▸ **Direction**: Copy every line of the data that contains the string "noise".

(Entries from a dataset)

◇ ◇ ◇

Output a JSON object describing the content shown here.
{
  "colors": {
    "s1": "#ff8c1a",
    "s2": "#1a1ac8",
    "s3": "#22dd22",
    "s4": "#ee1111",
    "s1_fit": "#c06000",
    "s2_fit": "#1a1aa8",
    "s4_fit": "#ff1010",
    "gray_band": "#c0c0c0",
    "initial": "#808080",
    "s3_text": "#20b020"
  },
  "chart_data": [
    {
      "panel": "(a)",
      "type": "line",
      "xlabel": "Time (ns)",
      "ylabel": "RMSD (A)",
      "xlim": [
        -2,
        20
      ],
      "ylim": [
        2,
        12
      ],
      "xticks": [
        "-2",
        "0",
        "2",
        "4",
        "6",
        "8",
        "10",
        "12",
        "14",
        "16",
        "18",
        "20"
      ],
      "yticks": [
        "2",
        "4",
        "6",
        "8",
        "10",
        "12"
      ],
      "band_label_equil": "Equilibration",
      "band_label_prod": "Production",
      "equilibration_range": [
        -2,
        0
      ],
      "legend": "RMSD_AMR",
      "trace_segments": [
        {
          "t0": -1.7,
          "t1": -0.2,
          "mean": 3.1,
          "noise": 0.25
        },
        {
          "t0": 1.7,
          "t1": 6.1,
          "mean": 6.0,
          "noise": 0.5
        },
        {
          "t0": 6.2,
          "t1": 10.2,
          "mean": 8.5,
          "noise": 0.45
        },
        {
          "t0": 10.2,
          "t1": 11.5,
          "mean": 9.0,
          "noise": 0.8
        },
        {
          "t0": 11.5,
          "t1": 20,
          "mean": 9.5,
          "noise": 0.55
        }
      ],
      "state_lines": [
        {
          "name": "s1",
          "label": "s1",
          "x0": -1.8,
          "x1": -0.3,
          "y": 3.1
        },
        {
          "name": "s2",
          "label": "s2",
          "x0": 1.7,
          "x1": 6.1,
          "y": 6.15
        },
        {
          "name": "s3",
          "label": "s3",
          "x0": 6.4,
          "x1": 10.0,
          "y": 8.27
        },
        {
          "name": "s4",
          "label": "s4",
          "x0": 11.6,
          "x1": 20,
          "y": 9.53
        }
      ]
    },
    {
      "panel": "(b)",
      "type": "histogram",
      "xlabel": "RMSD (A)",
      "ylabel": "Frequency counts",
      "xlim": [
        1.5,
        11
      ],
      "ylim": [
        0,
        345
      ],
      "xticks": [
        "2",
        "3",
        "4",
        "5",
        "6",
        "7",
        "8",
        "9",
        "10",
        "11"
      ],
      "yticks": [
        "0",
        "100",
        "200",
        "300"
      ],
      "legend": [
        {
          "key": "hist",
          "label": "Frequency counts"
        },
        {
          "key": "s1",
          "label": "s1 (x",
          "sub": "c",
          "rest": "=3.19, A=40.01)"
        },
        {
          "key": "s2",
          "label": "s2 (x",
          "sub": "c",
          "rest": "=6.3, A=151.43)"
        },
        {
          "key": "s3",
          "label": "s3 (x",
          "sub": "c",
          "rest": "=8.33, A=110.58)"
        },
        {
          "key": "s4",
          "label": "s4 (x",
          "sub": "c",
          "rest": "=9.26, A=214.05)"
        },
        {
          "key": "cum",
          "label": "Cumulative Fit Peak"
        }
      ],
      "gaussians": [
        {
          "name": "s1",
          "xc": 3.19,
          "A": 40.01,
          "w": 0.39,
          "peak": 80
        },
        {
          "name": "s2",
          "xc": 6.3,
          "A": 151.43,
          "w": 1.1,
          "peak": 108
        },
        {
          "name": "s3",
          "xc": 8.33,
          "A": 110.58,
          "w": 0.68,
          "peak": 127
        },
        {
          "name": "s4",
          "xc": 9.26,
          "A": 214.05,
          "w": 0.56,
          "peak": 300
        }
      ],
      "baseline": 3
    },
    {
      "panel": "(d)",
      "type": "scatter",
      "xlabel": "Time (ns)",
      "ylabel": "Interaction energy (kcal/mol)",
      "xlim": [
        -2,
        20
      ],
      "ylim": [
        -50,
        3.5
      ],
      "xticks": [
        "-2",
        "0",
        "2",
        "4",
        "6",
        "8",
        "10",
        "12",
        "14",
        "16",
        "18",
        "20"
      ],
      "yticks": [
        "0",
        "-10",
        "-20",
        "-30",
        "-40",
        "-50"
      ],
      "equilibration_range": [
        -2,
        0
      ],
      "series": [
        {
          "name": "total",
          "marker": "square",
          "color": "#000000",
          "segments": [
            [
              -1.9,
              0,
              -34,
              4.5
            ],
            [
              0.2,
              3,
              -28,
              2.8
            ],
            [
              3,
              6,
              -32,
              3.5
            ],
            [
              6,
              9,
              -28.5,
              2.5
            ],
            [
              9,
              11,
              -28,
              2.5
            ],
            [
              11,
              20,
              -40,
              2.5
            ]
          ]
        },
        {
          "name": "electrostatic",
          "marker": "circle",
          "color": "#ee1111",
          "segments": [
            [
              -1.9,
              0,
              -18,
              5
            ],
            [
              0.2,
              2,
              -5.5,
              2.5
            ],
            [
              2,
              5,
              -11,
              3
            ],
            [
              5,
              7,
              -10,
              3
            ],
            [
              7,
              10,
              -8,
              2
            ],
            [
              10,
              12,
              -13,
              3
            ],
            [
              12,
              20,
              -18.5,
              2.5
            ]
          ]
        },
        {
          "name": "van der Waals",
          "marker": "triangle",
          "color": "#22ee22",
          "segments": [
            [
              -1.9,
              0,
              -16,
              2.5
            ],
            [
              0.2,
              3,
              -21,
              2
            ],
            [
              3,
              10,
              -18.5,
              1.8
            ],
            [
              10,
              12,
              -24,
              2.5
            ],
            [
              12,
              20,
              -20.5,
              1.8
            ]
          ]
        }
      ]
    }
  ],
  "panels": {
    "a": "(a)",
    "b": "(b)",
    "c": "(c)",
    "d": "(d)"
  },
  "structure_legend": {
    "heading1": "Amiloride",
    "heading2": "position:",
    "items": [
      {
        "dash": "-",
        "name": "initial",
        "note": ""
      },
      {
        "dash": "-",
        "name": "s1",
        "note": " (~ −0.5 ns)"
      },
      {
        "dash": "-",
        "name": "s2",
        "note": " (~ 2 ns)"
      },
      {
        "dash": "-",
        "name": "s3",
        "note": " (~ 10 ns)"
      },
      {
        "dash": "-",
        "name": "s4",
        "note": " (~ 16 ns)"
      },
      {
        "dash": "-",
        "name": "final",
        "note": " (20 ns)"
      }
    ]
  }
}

◇ ◇ ◇

▸ **Answer for the task**:
          "noise": 0.25
          "noise": 0.5
          "noise": 0.45
          "noise": 0.8
          "noise": 0.55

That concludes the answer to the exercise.